What is expected: Locate each line of the material that contains "favor", then return it.

Dataset entries:
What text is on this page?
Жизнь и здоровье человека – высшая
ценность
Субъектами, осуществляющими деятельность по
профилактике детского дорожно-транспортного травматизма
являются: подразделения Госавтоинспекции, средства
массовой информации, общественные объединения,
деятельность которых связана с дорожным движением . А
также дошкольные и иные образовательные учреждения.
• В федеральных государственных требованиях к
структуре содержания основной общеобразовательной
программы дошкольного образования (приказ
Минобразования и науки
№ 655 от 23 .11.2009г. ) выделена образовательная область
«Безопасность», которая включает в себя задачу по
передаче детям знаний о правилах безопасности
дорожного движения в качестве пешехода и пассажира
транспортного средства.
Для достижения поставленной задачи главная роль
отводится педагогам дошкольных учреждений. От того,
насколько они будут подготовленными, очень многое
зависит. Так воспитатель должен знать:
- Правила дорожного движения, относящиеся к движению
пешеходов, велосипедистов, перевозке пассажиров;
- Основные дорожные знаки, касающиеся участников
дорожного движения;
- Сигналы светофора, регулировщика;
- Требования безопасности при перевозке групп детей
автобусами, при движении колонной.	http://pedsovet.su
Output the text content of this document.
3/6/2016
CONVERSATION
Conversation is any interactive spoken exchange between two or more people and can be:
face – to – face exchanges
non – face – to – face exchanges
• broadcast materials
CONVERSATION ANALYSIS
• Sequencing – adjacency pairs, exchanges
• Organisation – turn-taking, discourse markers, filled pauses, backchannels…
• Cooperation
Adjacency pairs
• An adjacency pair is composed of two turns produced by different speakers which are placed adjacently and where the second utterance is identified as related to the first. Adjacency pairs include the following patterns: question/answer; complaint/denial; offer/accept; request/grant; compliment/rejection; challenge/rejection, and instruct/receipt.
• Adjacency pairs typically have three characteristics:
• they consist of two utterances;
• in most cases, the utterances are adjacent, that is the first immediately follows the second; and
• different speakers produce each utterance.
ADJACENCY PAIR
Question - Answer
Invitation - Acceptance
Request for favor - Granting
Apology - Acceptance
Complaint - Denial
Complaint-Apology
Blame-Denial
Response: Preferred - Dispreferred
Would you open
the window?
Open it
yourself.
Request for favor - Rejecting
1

Result of this task:
Request for favor - Granting
Request for favor - Rejecting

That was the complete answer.